▸ **WORK TO COMPLETE**
Turn every line of the records into a JSON list of strings, with one string per line and no blank lines. Leave the pictures out of the list.

▸ **INPUT DATA**
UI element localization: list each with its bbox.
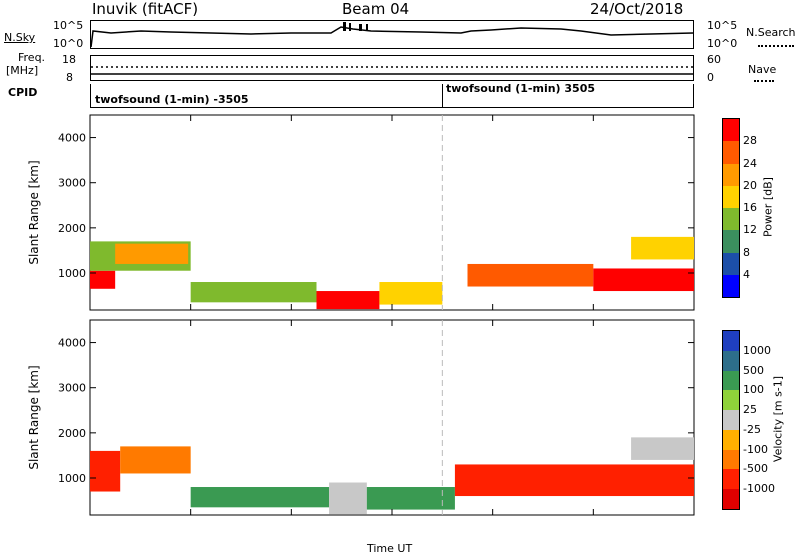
- data-region: [190, 282, 317, 303]
- noise-right-tick-bottom: 10^0: [707, 37, 738, 50]
- power-colorbar-segment: [723, 208, 739, 231]
- data-region: [467, 263, 594, 287]
- power-colorbar-segment: [723, 230, 739, 253]
- freq-label: Freq.: [18, 51, 46, 64]
- y-tick-label: 1000: [58, 267, 86, 280]
- noise-left-tick-top: 10^5: [53, 19, 84, 32]
- nave-label: Nave: [748, 63, 777, 76]
- y-tick-label: 4000: [58, 337, 86, 350]
- y-tick-label: 1000: [58, 472, 86, 485]
- cpid-label: CPID: [8, 86, 38, 99]
- velocity-colorbar-tick-label: -1000: [743, 482, 775, 496]
- power-colorbar-segment: [723, 141, 739, 164]
- data-region: [329, 482, 367, 515]
- nave-legend-line: [754, 80, 774, 82]
- velocity-colorbar-tick-label: 500: [743, 363, 764, 377]
- velocity-colorbar-segment: [723, 390, 739, 411]
- nsearch-legend-line: [758, 45, 794, 47]
- cpid-program-2: twofsound (1-min) 3505: [446, 82, 596, 95]
- power-colorbar-segment: [723, 274, 739, 297]
- velocity-colorbar-segment: [723, 350, 739, 371]
- y-tick-label: 3000: [58, 382, 86, 395]
- velocity-colorbar-segment: [723, 429, 739, 450]
- power-colorbar-tick-label: 20: [743, 178, 757, 192]
- velocity-colorbar-segment: [723, 370, 739, 391]
- freq-tick-top: 18: [62, 53, 76, 66]
- power-colorbar-tick-label: 4: [743, 267, 750, 281]
- velocity-colorbar-segment: [723, 489, 739, 509]
- cpid-divider: [442, 84, 443, 108]
- power-colorbar-tick-label: 24: [743, 156, 757, 170]
- y-tick-label: 2000: [58, 222, 86, 235]
- noise-panel: [90, 20, 694, 49]
- velocity-colorbar: 1000 500 100 25 -25 -100 -500 -1000: [722, 330, 775, 510]
- power-chart: 1000 2000 3000 4000 Slant Range [km]: [27, 114, 695, 311]
- power-colorbar-tick-label: 12: [743, 223, 757, 237]
- velocity-colorbar-tick-label: 1000: [743, 343, 771, 357]
- y-tick-label: 4000: [58, 132, 86, 145]
- freq-unit-label: [MHz]: [6, 64, 39, 77]
- nave-tick-bottom: 0: [707, 71, 714, 84]
- date-title: 24/Oct/2018: [590, 0, 684, 18]
- data-region: [115, 243, 189, 264]
- y-axis-label: Slant Range [km]: [27, 365, 41, 469]
- power-colorbar-segment: [723, 252, 739, 275]
- data-region: [593, 268, 694, 292]
- freq-tick-bottom: 8: [66, 71, 73, 84]
- station-title: Inuvik (fitACF): [92, 0, 199, 18]
- velocity-colorbar-segment: [723, 410, 739, 430]
- power-colorbar-title: Power [dB]: [761, 177, 775, 237]
- noise-right-tick-top: 10^5: [707, 19, 738, 32]
- data-region: [316, 291, 380, 310]
- velocity-colorbar-segment: [723, 331, 739, 351]
- power-colorbar-segment: [723, 163, 739, 186]
- y-tick-label: 3000: [58, 177, 86, 190]
- data-region: [366, 487, 455, 510]
- velocity-colorbar-segment: [723, 449, 739, 470]
- nave-tick-top: 60: [707, 53, 721, 66]
- velocity-colorbar-tick-label: 25: [743, 403, 757, 417]
- data-region: [379, 282, 443, 305]
- noise-trace: [90, 22, 694, 48]
- power-colorbar-tick-label: 8: [743, 245, 750, 259]
- data-region: [631, 236, 694, 260]
- data-region: [120, 446, 191, 474]
- velocity-colorbar-tick-label: 100: [743, 383, 764, 397]
- power-colorbar-tick-label: 16: [743, 201, 757, 214]
- freq-trace: [91, 66, 693, 75]
- data-region: [190, 487, 330, 508]
- velocity-colorbar-tick-label: -25: [743, 422, 761, 436]
- cpid-panel: [90, 84, 694, 108]
- data-region: [90, 270, 116, 289]
- freq-panel: [90, 55, 694, 81]
- velocity-colorbar-segment: [723, 469, 739, 490]
- velocity-colorbar-tick-label: -500: [743, 462, 768, 476]
- y-tick-label: 2000: [58, 427, 86, 440]
- nsky-label: N.Sky: [4, 31, 36, 44]
- velocity-colorbar-title: Velocity [m s-1]: [771, 375, 785, 463]
- data-region: [631, 437, 694, 460]
- power-colorbar-segment: [723, 119, 739, 142]
- noise-left-tick-bottom: 10^0: [53, 37, 84, 50]
- nsearch-label: N.Search: [746, 26, 796, 39]
- power-colorbar-tick-label: 28: [743, 134, 757, 148]
- velocity-colorbar-tick-label: -100: [743, 442, 768, 456]
- power-colorbar-segment: [723, 185, 739, 208]
- y-axis-label: Slant Range [km]: [27, 160, 41, 264]
- data-region: [454, 464, 694, 497]
- power-colorbar: 28 24 20 16 12 8 4: [722, 118, 757, 298]
- x-axis-label: Time UT: [367, 542, 413, 555]
- data-region: [90, 450, 121, 492]
- cpid-program-1: twofsound (1-min) -3505: [95, 93, 249, 106]
- beam-title: Beam 04: [342, 0, 410, 18]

▸ **REPLY**
[
  "UI element localization: list each with its bbox.",
  "- data-region: [190, 282, 317, 303]",
  "- noise-right-tick-bottom: 10^0: [707, 37, 738, 50]",
  "- power-colorbar-segment: [723, 208, 739, 231]",
  "- data-region: [467, 263, 594, 287]",
  "- power-colorbar-segment: [723, 230, 739, 253]",
  "- freq-label: Freq.: [18, 51, 46, 64]",
  "- y-tick-label: 1000: [58, 267, 86, 280]",
  "- noise-left-tick-top: 10^5: [53, 19, 84, 32]",
  "- nave-label: Nave: [748, 63, 777, 76]",
  "- y-tick-label: 4000: [58, 337, 86, 350]",
  "- y-tick-label: 1000: [58, 472, 86, 485]",
  "- cpid-label: CPID: [8, 86, 38, 99]",
  "- velocity-colorbar-tick-label: -1000: [743, 482, 775, 496]",
  "- power-colorbar-segment: [723, 141, 739, 164]",
  "- data-region: [329, 482, 367, 515]",
  "- nave-legend-line: [754, 80, 774, 82]",
  "- velocity-colorbar-tick-label: 500: [743, 363, 764, 377]",
  "- velocity-colorbar-segment: [723, 390, 739, 411]",
  "- nsearch-legend-line: [758, 45, 794, 47]",
  "- cpid-program-2: twofsound (1-min) 3505: [446, 82, 596, 95]",
  "- power-colorbar-segment: [723, 274, 739, 297]",
  "- velocity-colorbar-segment: [723, 350, 739, 371]",
  "- y-tick-label: 3000: [58, 382, 86, 395]",
  "- velocity-colorbar-segment: [723, 429, 739, 450]",
  "- power-colorbar-tick-label: 20: [743, 178, 757, 192]",
  "- velocity-colorbar-segment: [723, 370, 739, 391]",
  "- freq-tick-top: 18: [62, 53, 76, 66]",
  "- power-colorbar-tick-label: 4: [743, 267, 750, 281]",
  "- velocity-colorbar-segment: [723, 489, 739, 509]",
  "- cpid-divider: [442, 84, 443, 108]",
  "- power-colorbar-tick-label: 24: [743, 156, 757, 170]",
  "- y-tick-label: 2000: [58, 222, 86, 235]",
  "- noise-panel: [90, 20, 694, 49]",
  "- velocity-colorbar: 1000 500 100 25 -25 -100 -500 -1000: [722, 330, 775, 510]",
  "- power-chart: 1000 2000 3000 4000 Slant Range [km]: [27, 114, 695, 311]",
  "- power-colorbar-tick-label: 12: [743, 223, 757, 237]",
  "- velocity-colorbar-tick-label: 1000: [743, 343, 771, 357]",
  "- y-tick-label: 4000: [58, 132, 86, 145]",
  "- freq-unit-label: [MHz]: [6, 64, 39, 77]",
  "- nave-tick-bottom: 0: [707, 71, 714, 84]",
  "- date-title: 24/Oct/2018: [590, 0, 684, 18]",
  "- data-region: [115, 243, 189, 264]",
  "- y-axis-label: Slant Range [km]: [27, 365, 41, 469]",
  "- power-colorbar-segment: [723, 252, 739, 275]",
  "- data-region: [593, 268, 694, 292]",
  "- freq-tick-bottom: 8: [66, 71, 73, 84]",
  "- station-title: Inuvik (fitACF): [92, 0, 199, 18]",
  "- velocity-colorbar-segment: [723, 410, 739, 430]",
  "- power-colorbar-title: Power [dB]: [761, 177, 775, 237]",
  "- noise-right-tick-top: 10^5: [707, 19, 738, 32]",
  "- data-region: [316, 291, 380, 310]",
  "- velocity-colorbar-segment: [723, 331, 739, 351]",
  "- power-colorbar-segment: [723, 163, 739, 186]",
  "- y-tick-label: 3000: [58, 177, 86, 190]",
  "- data-region: [366, 487, 455, 510]",
  "- velocity-colorbar-segment: [723, 449, 739, 470]",
  "- nave-tick-top: 60: [707, 53, 721, 66]",
  "- velocity-colorbar-tick-label: 25: [743, 403, 757, 417]",
  "- data-region: [379, 282, 443, 305]",
  "- noise-trace: [90, 22, 694, 48]",
  "- power-colorbar-tick-label: 8: [743, 245, 750, 259]",
  "- data-region: [631, 236, 694, 260]",
  "- data-region: [120, 446, 191, 474]",
  "- velocity-colorbar-tick-label: 100: [743, 383, 764, 397]",
  "- power-colorbar-tick-label: 16: [743, 201, 757, 214]",
  "- freq-trace: [91, 66, 693, 75]",
  "- data-region: [190, 487, 330, 508]",
  "- velocity-colorbar-tick-label: -25: [743, 422, 761, 436]",
  "- cpid-panel: [90, 84, 694, 108]",
  "- data-region: [90, 270, 116, 289]",
  "- freq-panel: [90, 55, 694, 81]",
  "- velocity-colorbar-segment: [723, 469, 739, 490]",
  "- velocity-colorbar-tick-label: -500: [743, 462, 768, 476]",
  "- y-tick-label: 2000: [58, 427, 86, 440]",
  "- nsky-label: N.Sky: [4, 31, 36, 44]",
  "- velocity-colorbar-title: Velocity [m s-1]: [771, 375, 785, 463]",
  "- data-region: [631, 437, 694, 460]",
  "- power-colorbar-segment: [723, 119, 739, 142]",
  "- noise-left-tick-bottom: 10^0: [53, 37, 84, 50]",
  "- nsearch-label: N.Search: [746, 26, 796, 39]",
  "- power-colorbar-tick-label: 28: [743, 134, 757, 148]",
  "- velocity-colorbar-tick-label: -100: [743, 442, 768, 456]",
  "- power-colorbar-segment: [723, 185, 739, 208]",
  "- y-axis-label: Slant Range [km]: [27, 160, 41, 264]",
  "- data-region: [454, 464, 694, 497]",
  "- power-colorbar: 28 24 20 16 12 8 4: [722, 118, 757, 298]",
  "- x-axis-label: Time UT: [367, 542, 413, 555]",
  "- data-region: [90, 450, 121, 492]",
  "- cpid-program-1: twofsound (1-min) -3505: [95, 93, 249, 106]",
  "- beam-title: Beam 04: [342, 0, 410, 18]"
]